* Objective *
All lines in which the word "right" occurs are to be extracted.

* Dataset rows *
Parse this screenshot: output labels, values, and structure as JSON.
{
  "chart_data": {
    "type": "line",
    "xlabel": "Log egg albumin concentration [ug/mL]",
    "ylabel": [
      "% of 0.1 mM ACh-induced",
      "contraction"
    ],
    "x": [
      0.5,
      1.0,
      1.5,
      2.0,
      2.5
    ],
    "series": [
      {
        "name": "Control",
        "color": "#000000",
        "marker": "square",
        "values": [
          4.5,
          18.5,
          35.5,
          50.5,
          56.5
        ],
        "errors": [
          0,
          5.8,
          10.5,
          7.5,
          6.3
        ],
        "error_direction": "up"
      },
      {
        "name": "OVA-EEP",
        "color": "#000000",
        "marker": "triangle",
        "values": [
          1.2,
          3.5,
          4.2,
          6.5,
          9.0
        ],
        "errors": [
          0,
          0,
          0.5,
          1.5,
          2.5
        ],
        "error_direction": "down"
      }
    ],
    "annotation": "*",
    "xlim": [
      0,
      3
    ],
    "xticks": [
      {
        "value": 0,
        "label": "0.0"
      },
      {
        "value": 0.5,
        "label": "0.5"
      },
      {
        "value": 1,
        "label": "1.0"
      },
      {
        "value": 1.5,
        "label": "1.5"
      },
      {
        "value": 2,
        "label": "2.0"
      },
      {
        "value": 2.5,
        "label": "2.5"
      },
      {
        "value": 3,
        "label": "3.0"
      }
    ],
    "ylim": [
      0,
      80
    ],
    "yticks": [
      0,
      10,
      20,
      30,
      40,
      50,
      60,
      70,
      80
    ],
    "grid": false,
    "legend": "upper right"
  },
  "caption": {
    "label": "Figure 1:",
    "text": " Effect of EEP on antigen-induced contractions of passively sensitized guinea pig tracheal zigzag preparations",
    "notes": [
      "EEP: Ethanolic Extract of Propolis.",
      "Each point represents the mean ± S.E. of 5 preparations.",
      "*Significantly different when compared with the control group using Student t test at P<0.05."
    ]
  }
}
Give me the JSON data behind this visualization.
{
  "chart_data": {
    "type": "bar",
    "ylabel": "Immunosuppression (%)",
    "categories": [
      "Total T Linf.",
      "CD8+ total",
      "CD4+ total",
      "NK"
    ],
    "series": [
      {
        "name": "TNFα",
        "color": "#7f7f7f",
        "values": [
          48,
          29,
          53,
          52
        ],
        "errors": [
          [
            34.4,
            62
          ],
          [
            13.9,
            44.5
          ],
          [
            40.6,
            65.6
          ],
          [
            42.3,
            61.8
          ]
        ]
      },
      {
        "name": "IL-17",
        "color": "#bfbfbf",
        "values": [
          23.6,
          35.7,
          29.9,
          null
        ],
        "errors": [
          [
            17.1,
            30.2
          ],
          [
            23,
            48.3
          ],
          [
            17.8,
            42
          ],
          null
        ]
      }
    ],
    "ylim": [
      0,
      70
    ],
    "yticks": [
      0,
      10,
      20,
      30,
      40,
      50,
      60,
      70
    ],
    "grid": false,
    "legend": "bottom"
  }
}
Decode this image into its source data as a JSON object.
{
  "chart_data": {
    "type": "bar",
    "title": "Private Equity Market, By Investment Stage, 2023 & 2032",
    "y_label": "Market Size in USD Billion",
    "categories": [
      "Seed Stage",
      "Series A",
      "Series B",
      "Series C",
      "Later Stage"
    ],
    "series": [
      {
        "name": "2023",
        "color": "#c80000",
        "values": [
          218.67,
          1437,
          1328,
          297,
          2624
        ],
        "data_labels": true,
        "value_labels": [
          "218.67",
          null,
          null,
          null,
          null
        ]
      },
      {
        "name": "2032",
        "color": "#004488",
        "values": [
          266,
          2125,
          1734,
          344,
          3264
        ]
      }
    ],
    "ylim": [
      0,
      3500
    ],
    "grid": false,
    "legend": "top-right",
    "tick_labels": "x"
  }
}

* Output of the task *
    "legend": "upper right"
    "legend": "top-right",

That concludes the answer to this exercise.